## Given instruction 1
Update the listing from its first line through the line containing "home-icon — [103, 1234, 135, 1262]", changing "Pending" to "Approved" and keeping everything else unchanged. Give back only those lines.

An Outline for Participants
Provided by Whig Mullins, LCSW, RN
There are many right approaches to mediation. Although I have outlined an approach which assumes a couple with children seeks marital dissolution, I use the same approach which is more simplified for couples without children and in other circumstances. Please also note that I have outlined a mediation process taking five sessions, many clients complete the mediation in fewer while some clients require more sessions.
Most clients seeking a divorce have similar issues they need to address such as the house, pensions, and college education for children. I follow the tenet that mediation can be approached in structured way to minimize mediation fees, maximize the productivity of sessions by keeping clients focused, and expedite a resolution without escalation of a conflict. This maximum also follows the slower is faster model; meaning the slower we are in the initial stages, the overall faster, comprehensive, and truly settling the mediation ends up being. I also believe the mediation process has the ability to be flexible enough to address the uniqueness of each situation by including items such as different religious requirements, various ethnic or cultural considerations of the couple, and the needs of the children.
The five sessions include an initial inquiry, first session, three middle sessions, and a final session with me to insure the mediation is what everyone is willing to live with for a long time.
The structural details look like this:
One member of a couple usually phones or emails to make an initial inquiry about mediation.
During this initial inquiry, I will try and ascertain the following:
- The names of the parties and any attorneys, plus contact information for all.
- Where the parties are in the process of resolution.
- Are there any domestic violence issues which might preclude the couple from mediating.

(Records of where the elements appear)
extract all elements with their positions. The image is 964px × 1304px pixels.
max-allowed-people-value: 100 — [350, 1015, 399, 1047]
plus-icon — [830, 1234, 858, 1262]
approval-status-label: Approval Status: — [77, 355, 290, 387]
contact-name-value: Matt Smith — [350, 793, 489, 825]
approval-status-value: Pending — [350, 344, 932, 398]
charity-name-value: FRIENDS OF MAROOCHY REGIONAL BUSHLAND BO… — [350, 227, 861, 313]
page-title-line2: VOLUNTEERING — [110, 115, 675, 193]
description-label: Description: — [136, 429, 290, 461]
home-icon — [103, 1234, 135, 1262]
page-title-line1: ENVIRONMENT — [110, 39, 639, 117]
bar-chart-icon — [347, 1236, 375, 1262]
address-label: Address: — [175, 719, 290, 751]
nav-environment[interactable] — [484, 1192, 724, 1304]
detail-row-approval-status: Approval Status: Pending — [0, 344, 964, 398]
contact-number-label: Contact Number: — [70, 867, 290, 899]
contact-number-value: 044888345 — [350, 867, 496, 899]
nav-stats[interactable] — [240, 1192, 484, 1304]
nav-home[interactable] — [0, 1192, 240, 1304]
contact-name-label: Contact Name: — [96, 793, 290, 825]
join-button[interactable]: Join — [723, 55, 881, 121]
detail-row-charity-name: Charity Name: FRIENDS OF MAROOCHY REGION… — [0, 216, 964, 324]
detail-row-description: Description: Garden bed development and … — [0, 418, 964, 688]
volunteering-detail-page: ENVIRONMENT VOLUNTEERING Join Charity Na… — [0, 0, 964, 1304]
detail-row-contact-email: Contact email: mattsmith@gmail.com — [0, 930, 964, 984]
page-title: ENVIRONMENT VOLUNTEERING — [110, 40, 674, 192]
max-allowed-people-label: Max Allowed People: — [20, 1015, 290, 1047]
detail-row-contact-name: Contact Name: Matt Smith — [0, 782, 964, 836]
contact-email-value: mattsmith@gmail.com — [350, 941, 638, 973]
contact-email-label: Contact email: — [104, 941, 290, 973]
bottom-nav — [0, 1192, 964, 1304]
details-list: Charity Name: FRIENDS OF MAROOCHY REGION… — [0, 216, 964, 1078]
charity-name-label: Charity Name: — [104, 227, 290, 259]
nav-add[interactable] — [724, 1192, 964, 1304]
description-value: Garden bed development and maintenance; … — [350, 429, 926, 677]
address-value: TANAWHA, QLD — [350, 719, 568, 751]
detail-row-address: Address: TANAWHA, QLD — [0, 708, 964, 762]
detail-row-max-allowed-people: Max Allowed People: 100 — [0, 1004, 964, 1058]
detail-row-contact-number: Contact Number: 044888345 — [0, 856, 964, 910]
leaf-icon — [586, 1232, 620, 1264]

## Given instruction 2
Retype the mediation outline word for word, starting with "The five sessions" and going on through "a long time.".

## Written answer 1
extract all elements with their positions. The image is 964px × 1304px pixels.
max-allowed-people-value: 100 — [350, 1015, 399, 1047]
plus-icon — [830, 1234, 858, 1262]
approval-status-label: Approval Status: — [77, 355, 290, 387]
contact-name-value: Matt Smith — [350, 793, 489, 825]
approval-status-value: Approved — [350, 344, 932, 398]
charity-name-value: FRIENDS OF MAROOCHY REGIONAL BUSHLAND BO… — [350, 227, 861, 313]
page-title-line2: VOLUNTEERING — [110, 115, 675, 193]
description-label: Description: — [136, 429, 290, 461]
home-icon — [103, 1234, 135, 1262]

## Written answer 2
The five sessions include an initial inquiry, first session, three middle sessions, and a final session with me to insure the mediation is what everyone is willing to live with for a long time.